[Records to use start]
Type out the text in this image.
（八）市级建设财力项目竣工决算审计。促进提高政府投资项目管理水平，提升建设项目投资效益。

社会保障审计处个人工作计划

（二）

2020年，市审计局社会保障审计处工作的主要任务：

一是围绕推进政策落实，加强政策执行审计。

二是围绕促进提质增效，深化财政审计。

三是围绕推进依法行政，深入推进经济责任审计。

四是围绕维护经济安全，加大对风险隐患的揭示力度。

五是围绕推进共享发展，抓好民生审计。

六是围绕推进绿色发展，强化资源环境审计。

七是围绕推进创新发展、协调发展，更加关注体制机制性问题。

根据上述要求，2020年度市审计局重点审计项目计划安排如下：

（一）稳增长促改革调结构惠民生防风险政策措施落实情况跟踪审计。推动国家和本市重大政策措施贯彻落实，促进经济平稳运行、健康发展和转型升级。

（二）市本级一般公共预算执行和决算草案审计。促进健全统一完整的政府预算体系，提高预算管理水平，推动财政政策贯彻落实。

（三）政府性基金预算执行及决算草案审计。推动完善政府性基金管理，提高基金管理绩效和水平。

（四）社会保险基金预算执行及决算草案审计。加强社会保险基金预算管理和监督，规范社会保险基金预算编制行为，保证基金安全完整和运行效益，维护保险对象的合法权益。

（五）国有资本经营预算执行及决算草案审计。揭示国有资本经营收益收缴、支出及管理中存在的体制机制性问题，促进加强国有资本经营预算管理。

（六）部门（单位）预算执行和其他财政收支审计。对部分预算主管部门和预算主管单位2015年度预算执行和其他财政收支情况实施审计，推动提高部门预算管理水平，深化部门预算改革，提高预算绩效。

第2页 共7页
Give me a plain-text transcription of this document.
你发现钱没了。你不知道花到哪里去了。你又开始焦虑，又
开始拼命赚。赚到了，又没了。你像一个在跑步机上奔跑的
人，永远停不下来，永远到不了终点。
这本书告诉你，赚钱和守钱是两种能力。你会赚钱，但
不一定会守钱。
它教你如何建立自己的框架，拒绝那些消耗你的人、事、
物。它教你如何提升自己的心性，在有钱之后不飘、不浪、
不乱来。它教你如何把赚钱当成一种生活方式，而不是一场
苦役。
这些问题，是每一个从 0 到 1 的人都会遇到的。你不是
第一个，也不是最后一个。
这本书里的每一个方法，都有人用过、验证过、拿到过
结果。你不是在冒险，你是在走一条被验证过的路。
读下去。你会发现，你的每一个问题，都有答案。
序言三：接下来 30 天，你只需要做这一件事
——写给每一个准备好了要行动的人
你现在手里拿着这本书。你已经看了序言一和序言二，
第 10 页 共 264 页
[Records to use end]
Exercise prompt. Reproduce exactly the lines from the one with "Give me a plain-text" through the end of the entries above, both ends included.

Written solution.
Give me a plain-text transcription of this document.
你发现钱没了。你不知道花到哪里去了。你又开始焦虑，又
开始拼命赚。赚到了，又没了。你像一个在跑步机上奔跑的
人，永远停不下来，永远到不了终点。
这本书告诉你，赚钱和守钱是两种能力。你会赚钱，但
不一定会守钱。
它教你如何建立自己的框架，拒绝那些消耗你的人、事、
物。它教你如何提升自己的心性，在有钱之后不飘、不浪、
不乱来。它教你如何把赚钱当成一种生活方式，而不是一场
苦役。
这些问题，是每一个从 0 到 1 的人都会遇到的。你不是
第一个，也不是最后一个。
这本书里的每一个方法，都有人用过、验证过、拿到过
结果。你不是在冒险，你是在走一条被验证过的路。
读下去。你会发现，你的每一个问题，都有答案。
序言三：接下来 30 天，你只需要做这一件事
——写给每一个准备好了要行动的人
你现在手里拿着这本书。你已经看了序言一和序言二，
第 10 页 共 264 页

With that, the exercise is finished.